* **WORK TO DO**
Reproduce all lines of the listing below in which the word "case" occurs.

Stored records
▼

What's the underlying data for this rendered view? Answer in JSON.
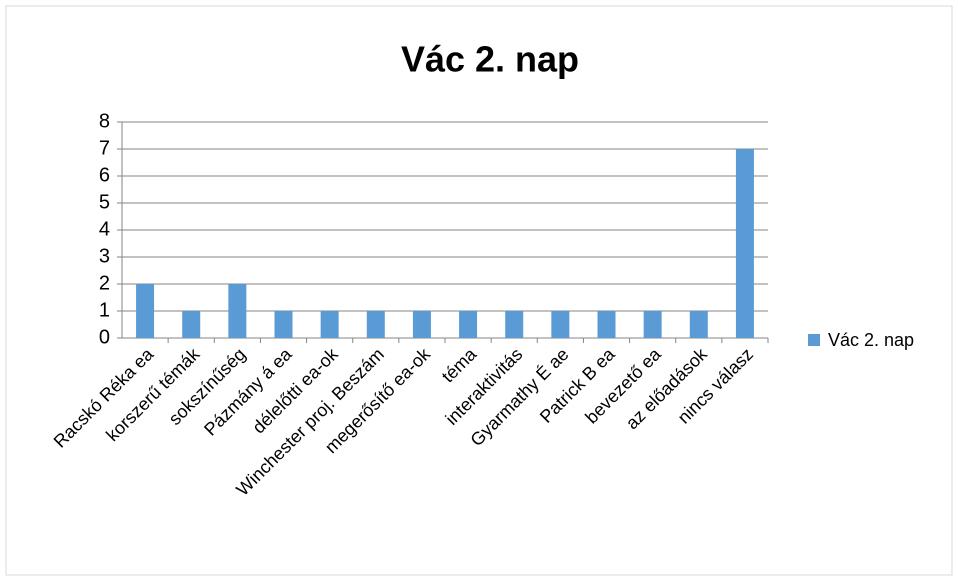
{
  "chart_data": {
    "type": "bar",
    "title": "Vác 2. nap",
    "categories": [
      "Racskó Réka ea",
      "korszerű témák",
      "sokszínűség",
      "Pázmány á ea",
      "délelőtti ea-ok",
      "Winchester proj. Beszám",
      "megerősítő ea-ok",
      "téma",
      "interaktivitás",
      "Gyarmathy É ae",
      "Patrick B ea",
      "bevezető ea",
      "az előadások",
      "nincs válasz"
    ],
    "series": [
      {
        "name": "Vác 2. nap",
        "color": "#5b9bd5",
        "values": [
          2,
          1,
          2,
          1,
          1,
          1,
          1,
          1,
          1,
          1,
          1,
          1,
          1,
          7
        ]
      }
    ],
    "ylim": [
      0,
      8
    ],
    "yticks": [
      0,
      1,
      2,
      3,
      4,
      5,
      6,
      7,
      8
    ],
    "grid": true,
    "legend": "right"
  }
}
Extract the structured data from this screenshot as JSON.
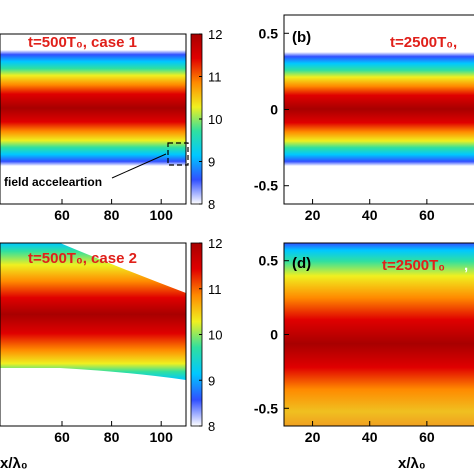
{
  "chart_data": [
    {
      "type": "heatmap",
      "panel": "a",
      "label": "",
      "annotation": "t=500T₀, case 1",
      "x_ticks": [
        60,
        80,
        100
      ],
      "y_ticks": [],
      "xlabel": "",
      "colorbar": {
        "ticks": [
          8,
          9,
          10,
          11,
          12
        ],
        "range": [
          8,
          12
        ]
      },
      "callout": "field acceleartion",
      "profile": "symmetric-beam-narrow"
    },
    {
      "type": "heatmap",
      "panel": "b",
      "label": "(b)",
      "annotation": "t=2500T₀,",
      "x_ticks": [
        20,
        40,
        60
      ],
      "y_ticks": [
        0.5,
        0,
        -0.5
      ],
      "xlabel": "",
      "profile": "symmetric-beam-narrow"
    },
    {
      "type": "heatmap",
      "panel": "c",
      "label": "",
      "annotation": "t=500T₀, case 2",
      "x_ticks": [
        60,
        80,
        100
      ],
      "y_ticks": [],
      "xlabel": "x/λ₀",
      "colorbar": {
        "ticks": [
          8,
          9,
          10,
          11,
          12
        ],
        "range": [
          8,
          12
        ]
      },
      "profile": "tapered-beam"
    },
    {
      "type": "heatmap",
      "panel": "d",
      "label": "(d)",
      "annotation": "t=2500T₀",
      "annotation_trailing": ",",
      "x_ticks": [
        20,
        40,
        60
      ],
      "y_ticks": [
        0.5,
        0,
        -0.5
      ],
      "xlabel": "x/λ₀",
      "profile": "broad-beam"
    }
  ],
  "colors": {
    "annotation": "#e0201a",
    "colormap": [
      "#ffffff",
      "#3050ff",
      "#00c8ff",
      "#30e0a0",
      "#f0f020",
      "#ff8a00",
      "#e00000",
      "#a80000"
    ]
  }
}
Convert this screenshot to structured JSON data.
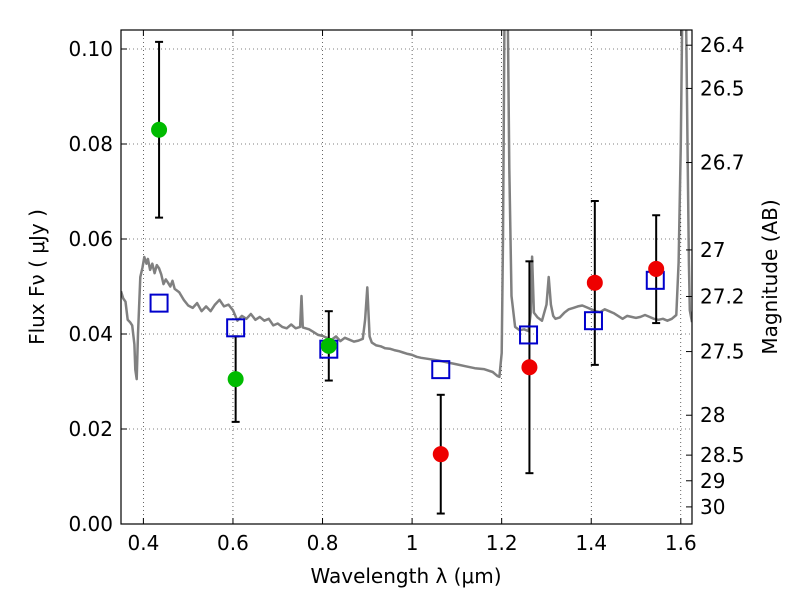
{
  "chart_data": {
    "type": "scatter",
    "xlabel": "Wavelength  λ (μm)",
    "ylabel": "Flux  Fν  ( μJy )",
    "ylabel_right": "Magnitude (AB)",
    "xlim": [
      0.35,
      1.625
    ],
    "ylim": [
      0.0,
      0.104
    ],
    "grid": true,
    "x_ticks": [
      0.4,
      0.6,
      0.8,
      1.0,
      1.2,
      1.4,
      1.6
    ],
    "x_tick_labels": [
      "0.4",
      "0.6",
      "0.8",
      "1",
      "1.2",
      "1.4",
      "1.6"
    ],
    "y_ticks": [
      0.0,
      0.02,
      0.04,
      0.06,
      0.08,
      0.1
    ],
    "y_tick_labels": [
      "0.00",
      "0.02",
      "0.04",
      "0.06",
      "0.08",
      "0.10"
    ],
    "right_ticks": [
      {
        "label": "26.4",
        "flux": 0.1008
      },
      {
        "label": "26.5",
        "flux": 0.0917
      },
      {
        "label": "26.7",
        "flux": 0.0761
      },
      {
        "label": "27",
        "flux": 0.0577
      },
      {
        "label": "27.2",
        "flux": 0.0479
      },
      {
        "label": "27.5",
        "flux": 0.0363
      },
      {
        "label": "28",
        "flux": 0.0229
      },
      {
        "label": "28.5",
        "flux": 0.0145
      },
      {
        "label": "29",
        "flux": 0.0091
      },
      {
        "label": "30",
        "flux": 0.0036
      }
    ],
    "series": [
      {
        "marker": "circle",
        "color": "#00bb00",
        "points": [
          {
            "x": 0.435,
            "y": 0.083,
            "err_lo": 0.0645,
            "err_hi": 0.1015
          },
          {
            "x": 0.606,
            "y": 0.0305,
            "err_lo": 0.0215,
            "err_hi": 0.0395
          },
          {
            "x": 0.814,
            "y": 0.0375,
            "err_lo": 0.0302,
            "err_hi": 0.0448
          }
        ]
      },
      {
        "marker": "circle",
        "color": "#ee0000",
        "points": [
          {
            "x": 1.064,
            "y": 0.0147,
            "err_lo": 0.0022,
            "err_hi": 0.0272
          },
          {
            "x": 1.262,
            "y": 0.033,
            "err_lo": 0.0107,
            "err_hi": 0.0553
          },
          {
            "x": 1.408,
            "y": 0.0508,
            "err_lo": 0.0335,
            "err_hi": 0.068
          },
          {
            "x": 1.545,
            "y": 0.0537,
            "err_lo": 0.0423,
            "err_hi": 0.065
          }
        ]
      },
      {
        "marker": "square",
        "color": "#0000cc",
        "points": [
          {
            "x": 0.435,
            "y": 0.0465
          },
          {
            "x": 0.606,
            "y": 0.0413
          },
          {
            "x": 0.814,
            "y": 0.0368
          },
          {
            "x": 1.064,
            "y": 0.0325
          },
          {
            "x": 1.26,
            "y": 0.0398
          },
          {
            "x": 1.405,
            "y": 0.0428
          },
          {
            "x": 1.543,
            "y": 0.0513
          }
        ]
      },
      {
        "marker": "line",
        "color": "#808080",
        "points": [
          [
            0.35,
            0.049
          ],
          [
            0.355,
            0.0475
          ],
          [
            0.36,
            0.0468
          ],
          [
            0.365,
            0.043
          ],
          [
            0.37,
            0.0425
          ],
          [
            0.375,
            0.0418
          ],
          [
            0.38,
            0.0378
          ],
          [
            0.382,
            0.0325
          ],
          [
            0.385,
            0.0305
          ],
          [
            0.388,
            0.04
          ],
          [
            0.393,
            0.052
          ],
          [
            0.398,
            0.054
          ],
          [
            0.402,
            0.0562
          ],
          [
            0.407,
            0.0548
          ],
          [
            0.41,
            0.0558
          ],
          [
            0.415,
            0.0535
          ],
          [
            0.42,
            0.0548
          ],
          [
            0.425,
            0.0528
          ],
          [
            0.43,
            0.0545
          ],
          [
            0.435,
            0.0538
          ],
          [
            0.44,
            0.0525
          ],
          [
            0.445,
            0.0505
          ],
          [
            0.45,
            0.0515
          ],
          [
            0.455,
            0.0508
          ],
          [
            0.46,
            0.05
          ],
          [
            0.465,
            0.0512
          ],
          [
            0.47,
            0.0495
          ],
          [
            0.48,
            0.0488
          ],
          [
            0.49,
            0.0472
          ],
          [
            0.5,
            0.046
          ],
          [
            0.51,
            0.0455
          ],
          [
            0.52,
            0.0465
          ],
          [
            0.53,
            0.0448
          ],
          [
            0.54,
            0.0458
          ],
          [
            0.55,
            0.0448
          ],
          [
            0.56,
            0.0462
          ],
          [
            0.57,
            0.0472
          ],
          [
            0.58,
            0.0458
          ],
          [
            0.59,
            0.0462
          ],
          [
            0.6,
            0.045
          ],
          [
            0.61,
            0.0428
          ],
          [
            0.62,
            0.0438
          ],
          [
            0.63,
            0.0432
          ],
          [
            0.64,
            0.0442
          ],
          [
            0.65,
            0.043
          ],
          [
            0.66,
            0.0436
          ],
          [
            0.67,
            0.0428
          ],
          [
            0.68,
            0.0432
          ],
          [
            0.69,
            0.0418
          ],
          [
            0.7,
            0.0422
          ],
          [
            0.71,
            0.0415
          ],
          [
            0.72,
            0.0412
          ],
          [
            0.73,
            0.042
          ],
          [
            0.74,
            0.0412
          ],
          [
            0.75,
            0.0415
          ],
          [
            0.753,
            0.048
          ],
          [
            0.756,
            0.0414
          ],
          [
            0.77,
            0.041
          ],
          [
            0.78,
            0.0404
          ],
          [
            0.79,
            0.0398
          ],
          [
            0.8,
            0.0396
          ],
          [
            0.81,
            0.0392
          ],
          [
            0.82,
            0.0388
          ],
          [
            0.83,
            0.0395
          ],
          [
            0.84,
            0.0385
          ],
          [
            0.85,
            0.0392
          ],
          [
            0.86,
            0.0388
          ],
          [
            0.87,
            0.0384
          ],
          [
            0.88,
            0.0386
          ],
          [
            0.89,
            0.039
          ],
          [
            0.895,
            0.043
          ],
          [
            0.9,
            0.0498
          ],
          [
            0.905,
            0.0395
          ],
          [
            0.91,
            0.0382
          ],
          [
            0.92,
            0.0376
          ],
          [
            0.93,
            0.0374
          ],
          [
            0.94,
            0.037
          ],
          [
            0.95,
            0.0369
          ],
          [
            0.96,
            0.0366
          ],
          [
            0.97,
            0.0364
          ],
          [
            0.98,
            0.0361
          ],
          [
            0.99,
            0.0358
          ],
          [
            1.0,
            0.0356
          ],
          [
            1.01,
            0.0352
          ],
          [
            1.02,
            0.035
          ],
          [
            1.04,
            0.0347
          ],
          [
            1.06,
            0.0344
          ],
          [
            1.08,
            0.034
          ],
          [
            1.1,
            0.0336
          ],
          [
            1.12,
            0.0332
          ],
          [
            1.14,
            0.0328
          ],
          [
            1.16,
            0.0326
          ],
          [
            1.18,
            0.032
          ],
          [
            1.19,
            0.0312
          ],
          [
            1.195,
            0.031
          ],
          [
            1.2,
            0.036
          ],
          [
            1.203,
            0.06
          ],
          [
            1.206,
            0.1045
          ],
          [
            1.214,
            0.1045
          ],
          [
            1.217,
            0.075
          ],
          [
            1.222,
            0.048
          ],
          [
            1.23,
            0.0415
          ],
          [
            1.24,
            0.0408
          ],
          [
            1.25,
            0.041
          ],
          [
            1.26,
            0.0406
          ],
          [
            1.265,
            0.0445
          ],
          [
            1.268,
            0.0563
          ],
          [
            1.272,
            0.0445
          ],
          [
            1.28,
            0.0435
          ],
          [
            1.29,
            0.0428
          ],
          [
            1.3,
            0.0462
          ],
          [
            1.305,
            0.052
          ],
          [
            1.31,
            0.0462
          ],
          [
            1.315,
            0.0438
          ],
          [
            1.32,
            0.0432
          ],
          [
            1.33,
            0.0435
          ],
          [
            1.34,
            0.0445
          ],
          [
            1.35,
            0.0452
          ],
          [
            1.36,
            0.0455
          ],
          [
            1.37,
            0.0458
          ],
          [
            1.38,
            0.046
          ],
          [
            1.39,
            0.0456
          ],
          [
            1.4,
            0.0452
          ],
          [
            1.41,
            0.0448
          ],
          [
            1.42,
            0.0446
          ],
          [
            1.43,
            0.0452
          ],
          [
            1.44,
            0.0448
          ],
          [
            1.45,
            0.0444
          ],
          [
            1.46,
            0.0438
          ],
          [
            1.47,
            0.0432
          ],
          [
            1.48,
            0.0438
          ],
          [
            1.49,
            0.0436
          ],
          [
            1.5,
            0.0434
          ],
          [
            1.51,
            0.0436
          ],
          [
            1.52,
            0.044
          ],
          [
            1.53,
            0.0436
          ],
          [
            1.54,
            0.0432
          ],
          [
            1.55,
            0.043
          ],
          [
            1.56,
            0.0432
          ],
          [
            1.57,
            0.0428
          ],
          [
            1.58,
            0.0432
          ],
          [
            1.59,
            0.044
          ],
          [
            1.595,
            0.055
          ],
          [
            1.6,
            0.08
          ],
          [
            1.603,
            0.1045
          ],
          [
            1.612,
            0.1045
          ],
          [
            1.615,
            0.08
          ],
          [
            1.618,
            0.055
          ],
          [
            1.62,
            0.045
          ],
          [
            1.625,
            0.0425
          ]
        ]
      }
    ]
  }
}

▲

* **ANSWER TO THE EXERCISE**
      "annotation": "t=500T₀, case 1",
      "annotation": "t=500T₀, case 2",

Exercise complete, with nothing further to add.